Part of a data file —
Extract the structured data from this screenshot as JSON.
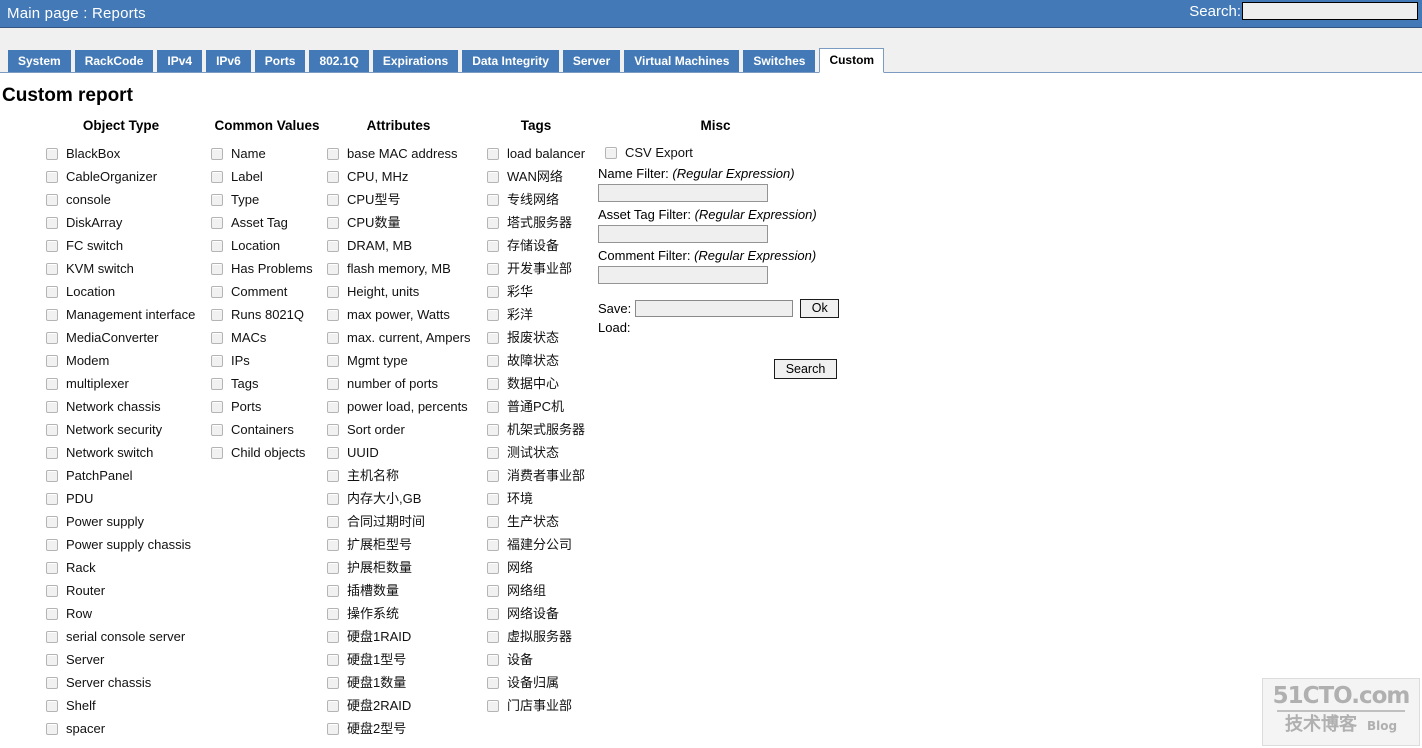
{
  "header": {
    "breadcrumb": "Main page : Reports",
    "search_label": "Search:",
    "search_value": "",
    "search_placeholder": "",
    "bar_color": "#4279b6"
  },
  "tabs": [
    {
      "label": "System",
      "active": false
    },
    {
      "label": "RackCode",
      "active": false
    },
    {
      "label": "IPv4",
      "active": false
    },
    {
      "label": "IPv6",
      "active": false
    },
    {
      "label": "Ports",
      "active": false
    },
    {
      "label": "802.1Q",
      "active": false
    },
    {
      "label": "Expirations",
      "active": false
    },
    {
      "label": "Data Integrity",
      "active": false
    },
    {
      "label": "Server",
      "active": false
    },
    {
      "label": "Virtual Machines",
      "active": false
    },
    {
      "label": "Switches",
      "active": false
    },
    {
      "label": "Custom",
      "active": true
    }
  ],
  "page_title": "Custom report",
  "columns": {
    "object_type": {
      "heading": "Object Type",
      "items": [
        "BlackBox",
        "CableOrganizer",
        "console",
        "DiskArray",
        "FC switch",
        "KVM switch",
        "Location",
        "Management interface",
        "MediaConverter",
        "Modem",
        "multiplexer",
        "Network chassis",
        "Network security",
        "Network switch",
        "PatchPanel",
        "PDU",
        "Power supply",
        "Power supply chassis",
        "Rack",
        "Router",
        "Row",
        "serial console server",
        "Server",
        "Server chassis",
        "Shelf",
        "spacer"
      ]
    },
    "common_values": {
      "heading": "Common Values",
      "items": [
        "Name",
        "Label",
        "Type",
        "Asset Tag",
        "Location",
        "Has Problems",
        "Comment",
        "Runs 8021Q",
        "MACs",
        "IPs",
        "Tags",
        "Ports",
        "Containers",
        "Child objects"
      ]
    },
    "attributes": {
      "heading": "Attributes",
      "items": [
        "base MAC address",
        "CPU, MHz",
        "CPU型号",
        "CPU数量",
        "DRAM, MB",
        "flash memory, MB",
        "Height, units",
        "max power, Watts",
        "max. current, Ampers",
        "Mgmt type",
        "number of ports",
        "power load, percents",
        "Sort order",
        "UUID",
        "主机名称",
        "内存大小,GB",
        "合同过期时间",
        "扩展柜型号",
        "护展柜数量",
        "插槽数量",
        "操作系统",
        "硬盘1RAID",
        "硬盘1型号",
        "硬盘1数量",
        "硬盘2RAID",
        "硬盘2型号"
      ]
    },
    "tags": {
      "heading": "Tags",
      "items": [
        "load balancer",
        "WAN网络",
        "专线网络",
        "塔式服务器",
        "存储设备",
        "开发事业部",
        "彩华",
        "彩洋",
        "报废状态",
        "故障状态",
        "数据中心",
        "普通PC机",
        "机架式服务器",
        "测试状态",
        "消费者事业部",
        "环境",
        "生产状态",
        "福建分公司",
        "网络",
        "网络组",
        "网络设备",
        "虚拟服务器",
        "设备",
        "设备归属",
        "门店事业部"
      ]
    },
    "misc": {
      "heading": "Misc",
      "csv_export_label": "CSV Export",
      "name_filter_label": "Name Filter:",
      "name_filter_hint": "(Regular Expression)",
      "name_filter_value": "",
      "asset_tag_filter_label": "Asset Tag Filter:",
      "asset_tag_filter_hint": "(Regular Expression)",
      "asset_tag_filter_value": "",
      "comment_filter_label": "Comment Filter:",
      "comment_filter_hint": "(Regular Expression)",
      "comment_filter_value": "",
      "save_label": "Save:",
      "save_value": "",
      "ok_label": "Ok",
      "load_label": "Load:",
      "search_button_label": "Search"
    }
  },
  "watermark": {
    "top": "51CTO.com",
    "bottom_cn": "技术博客",
    "bottom_en": "Blog"
  }
}
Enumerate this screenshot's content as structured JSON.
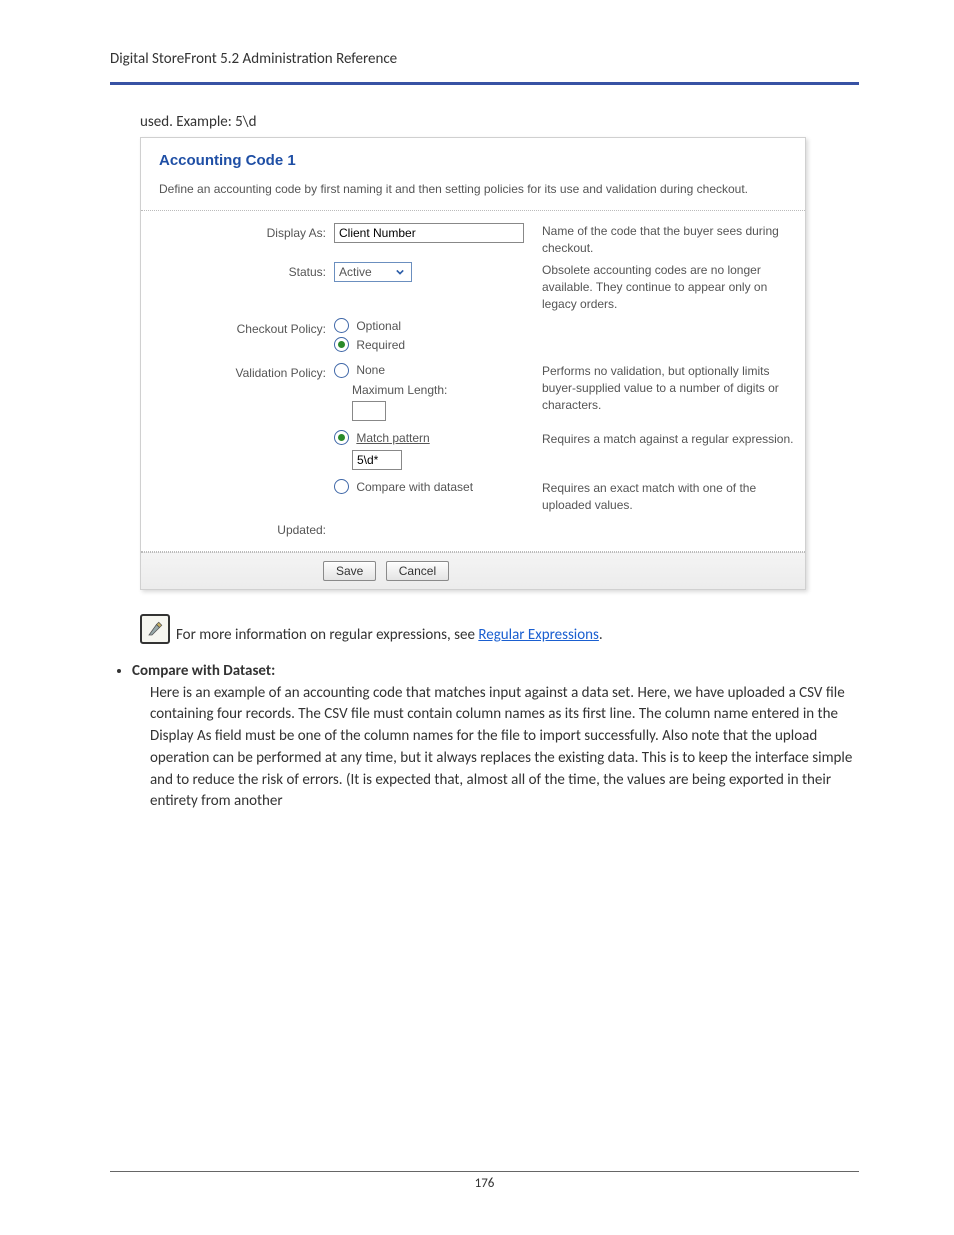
{
  "header": {
    "title": "Digital StoreFront 5.2 Administration Reference"
  },
  "intro_line": "used. Example: 5\\d",
  "panel": {
    "title": "Accounting Code 1",
    "description": "Define an accounting code by first naming it and then setting policies for its use and validation during checkout.",
    "labels": {
      "display_as": "Display As:",
      "status": "Status:",
      "checkout_policy": "Checkout Policy:",
      "validation_policy": "Validation Policy:",
      "updated": "Updated:"
    },
    "values": {
      "display_as": "Client Number",
      "status_selected": "Active",
      "pattern_value": "5\\d*",
      "max_length_value": ""
    },
    "checkout_options": {
      "optional": "Optional",
      "required": "Required",
      "selected": "required"
    },
    "validation_options": {
      "none": "None",
      "none_sublabel": "Maximum Length:",
      "match_pattern": "Match pattern",
      "compare_dataset": "Compare with dataset",
      "selected": "match_pattern"
    },
    "help": {
      "display_as": "Name of the code that the buyer sees during checkout.",
      "status": "Obsolete accounting codes are no longer available. They continue to appear only on legacy orders.",
      "none": "Performs no validation, but optionally limits buyer-supplied value to a number of digits or characters.",
      "match_pattern": "Requires a match against a regular expression.",
      "compare_dataset": "Requires an exact match with one of the uploaded values."
    },
    "buttons": {
      "save": "Save",
      "cancel": "Cancel"
    }
  },
  "note": {
    "prefix": "For more information on regular expressions, see ",
    "link_text": "Regular Expressions",
    "suffix": "."
  },
  "bullet": {
    "heading": "Compare with Dataset:",
    "body": "Here is an example of an accounting code that matches input against a data set. Here, we have uploaded a CSV file containing four records. The CSV file must contain column names as its first line. The column name entered in the Display As field must be one of the column names for the file to import successfully. Also note that the upload operation can be performed at any time, but it always replaces the existing data. This is to keep the interface simple and to reduce the risk of errors. (It is expected that, almost all of the time, the values are being exported in their entirety from another"
  },
  "footer": {
    "page_number": "176"
  }
}
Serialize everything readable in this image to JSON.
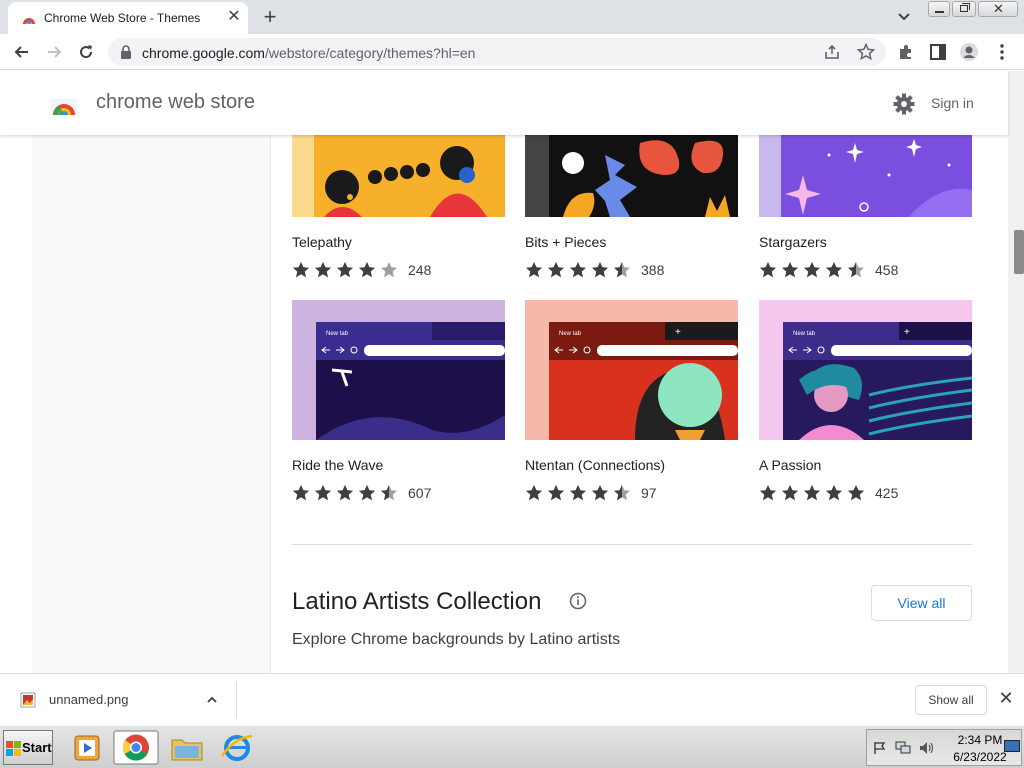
{
  "browser": {
    "tab_title": "Chrome Web Store - Themes",
    "url_domain": "chrome.google.com",
    "url_path": "/webstore/category/themes?hl=en"
  },
  "store": {
    "title": "chrome web store",
    "sign_in": "Sign in"
  },
  "themes": [
    {
      "name": "Telepathy",
      "count": "248",
      "stars": 4
    },
    {
      "name": "Bits + Pieces",
      "count": "388",
      "stars": 4.5
    },
    {
      "name": "Stargazers",
      "count": "458",
      "stars": 4.5
    },
    {
      "name": "Ride the Wave",
      "count": "607",
      "stars": 4.5
    },
    {
      "name": "Ntentan (Connections)",
      "count": "97",
      "stars": 4.5
    },
    {
      "name": "A Passion",
      "count": "425",
      "stars": 5
    }
  ],
  "preview_newtab": "New tab",
  "collection": {
    "title": "Latino Artists Collection",
    "subtitle": "Explore Chrome backgrounds by Latino artists",
    "view_all": "View all"
  },
  "download": {
    "filename": "unnamed.png",
    "show_all": "Show all"
  },
  "taskbar": {
    "start": "Start",
    "time": "2:34 PM",
    "date": "6/23/2022"
  }
}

TASK REQUIREMENTS — Working from the material above, transcribe it exactly while omitting pictures.

SOLUTION TO THIS TASK —
Extract the structured data from this screenshot as JSON.
{
  "header": {
    "breadcrumb": "Main page : Reports",
    "search_label": "Search:",
    "search_value": "",
    "search_placeholder": "",
    "bar_color": "#4279b6"
  },
  "tabs": [
    {
      "label": "System",
      "active": false
    },
    {
      "label": "RackCode",
      "active": false
    },
    {
      "label": "IPv4",
      "active": false
    },
    {
      "label": "IPv6",
      "active": false
    },
    {
      "label": "Ports",
      "active": false
    },
    {
      "label": "802.1Q",
      "active": false
    },
    {
      "label": "Expirations",
      "active": false
    },
    {
      "label": "Data Integrity",
      "active": false
    },
    {
      "label": "Server",
      "active": false
    },
    {
      "label": "Virtual Machines",
      "active": false
    },
    {
      "label": "Switches",
      "active": false
    },
    {
      "label": "Custom",
      "active": true
    }
  ],
  "page_title": "Custom report",
  "columns": {
    "object_type": {
      "heading": "Object Type",
      "items": [
        "BlackBox",
        "CableOrganizer",
        "console",
        "DiskArray",
        "FC switch",
        "KVM switch",
        "Location",
        "Management interface",
        "MediaConverter",
        "Modem",
        "multiplexer",
        "Network chassis",
        "Network security",
        "Network switch",
        "PatchPanel",
        "PDU",
        "Power supply",
        "Power supply chassis",
        "Rack",
        "Router",
        "Row",
        "serial console server",
        "Server",
        "Server chassis",
        "Shelf",
        "spacer"
      ]
    },
    "common_values": {
      "heading": "Common Values",
      "items": [
        "Name",
        "Label",
        "Type",
        "Asset Tag",
        "Location",
        "Has Problems",
        "Comment",
        "Runs 8021Q",
        "MACs",
        "IPs",
        "Tags",
        "Ports",
        "Containers",
        "Child objects"
      ]
    },
    "attributes": {
      "heading": "Attributes",
      "items": [
        "base MAC address",
        "CPU, MHz",
        "CPU型号",
        "CPU数量",
        "DRAM, MB",
        "flash memory, MB",
        "Height, units",
        "max power, Watts",
        "max. current, Ampers",
        "Mgmt type",
        "number of ports",
        "power load, percents",
        "Sort order",
        "UUID",
        "主机名称",
        "内存大小,GB",
        "合同过期时间",
        "扩展柜型号",
        "护展柜数量",
        "插槽数量",
        "操作系统",
        "硬盘1RAID",
        "硬盘1型号",
        "硬盘1数量",
        "硬盘2RAID",
        "硬盘2型号"
      ]
    },
    "tags": {
      "heading": "Tags",
      "items": [
        "load balancer",
        "WAN网络",
        "专线网络",
        "塔式服务器",
        "存储设备",
        "开发事业部",
        "彩华",
        "彩洋",
        "报废状态",
        "故障状态",
        "数据中心",
        "普通PC机",
        "机架式服务器",
        "测试状态",
        "消费者事业部",
        "环境",
        "生产状态",
        "福建分公司",
        "网络",
        "网络组",
        "网络设备",
        "虚拟服务器",
        "设备",
        "设备归属",
        "门店事业部"
      ]
    },
    "misc": {
      "heading": "Misc",
      "csv_export_label": "CSV Export",
      "name_filter_label": "Name Filter:",
      "name_filter_hint": "(Regular Expression)",
      "name_filter_value": "",
      "asset_tag_filter_label": "Asset Tag Filter:",
      "asset_tag_filter_hint": "(Regular Expression)",
      "asset_tag_filter_value": "",
      "comment_filter_label": "Comment Filter:",
      "comment_filter_hint": "(Regular Expression)",
      "comment_filter_value": "",
      "save_label": "Save:",
      "save_value": "",
      "ok_label": "Ok",
      "load_label": "Load:",
      "search_button_label": "Search"
    }
  },
  "watermark": {
    "top": "51CTO.com",
    "bottom_cn": "技术博客",
    "bottom_en": "Blog"
  }
}
Enumerate this screenshot's content as structured JSON.
{
  "header": {
    "title": "Digital StoreFront 5.2 Administration Reference"
  },
  "intro_line": "used. Example: 5\\d",
  "panel": {
    "title": "Accounting Code 1",
    "description": "Define an accounting code by first naming it and then setting policies for its use and validation during checkout.",
    "labels": {
      "display_as": "Display As:",
      "status": "Status:",
      "checkout_policy": "Checkout Policy:",
      "validation_policy": "Validation Policy:",
      "updated": "Updated:"
    },
    "values": {
      "display_as": "Client Number",
      "status_selected": "Active",
      "pattern_value": "5\\d*",
      "max_length_value": ""
    },
    "checkout_options": {
      "optional": "Optional",
      "required": "Required",
      "selected": "required"
    },
    "validation_options": {
      "none": "None",
      "none_sublabel": "Maximum Length:",
      "match_pattern": "Match pattern",
      "compare_dataset": "Compare with dataset",
      "selected": "match_pattern"
    },
    "help": {
      "display_as": "Name of the code that the buyer sees during checkout.",
      "status": "Obsolete accounting codes are no longer available. They continue to appear only on legacy orders.",
      "none": "Performs no validation, but optionally limits buyer-supplied value to a number of digits or characters.",
      "match_pattern": "Requires a match against a regular expression.",
      "compare_dataset": "Requires an exact match with one of the uploaded values."
    },
    "buttons": {
      "save": "Save",
      "cancel": "Cancel"
    }
  },
  "note": {
    "prefix": "For more information on regular expressions, see ",
    "link_text": "Regular Expressions",
    "suffix": "."
  },
  "bullet": {
    "heading": "Compare with Dataset:",
    "body": "Here is an example of an accounting code that matches input against a data set. Here, we have uploaded a CSV file containing four records. The CSV file must contain column names as its first line. The column name entered in the Display As field must be one of the column names for the file to import successfully. Also note that the upload operation can be performed at any time, but it always replaces the existing data. This is to keep the interface simple and to reduce the risk of errors. (It is expected that, almost all of the time, the values are being exported in their entirety from another"
  },
  "footer": {
    "page_number": "176"
  }
}
Serialize everything readable in this image to JSON.
{
  "browser": {
    "tab_title": "Chrome Web Store - Themes",
    "url_domain": "chrome.google.com",
    "url_path": "/webstore/category/themes?hl=en"
  },
  "store": {
    "title": "chrome web store",
    "sign_in": "Sign in"
  },
  "themes": [
    {
      "name": "Telepathy",
      "count": "248",
      "stars": 4
    },
    {
      "name": "Bits + Pieces",
      "count": "388",
      "stars": 4.5
    },
    {
      "name": "Stargazers",
      "count": "458",
      "stars": 4.5
    },
    {
      "name": "Ride the Wave",
      "count": "607",
      "stars": 4.5
    },
    {
      "name": "Ntentan (Connections)",
      "count": "97",
      "stars": 4.5
    },
    {
      "name": "A Passion",
      "count": "425",
      "stars": 5
    }
  ],
  "preview_newtab": "New tab",
  "collection": {
    "title": "Latino Artists Collection",
    "subtitle": "Explore Chrome backgrounds by Latino artists",
    "view_all": "View all"
  },
  "download": {
    "filename": "unnamed.png",
    "show_all": "Show all"
  },
  "taskbar": {
    "start": "Start",
    "time": "2:34 PM",
    "date": "6/23/2022"
  }
}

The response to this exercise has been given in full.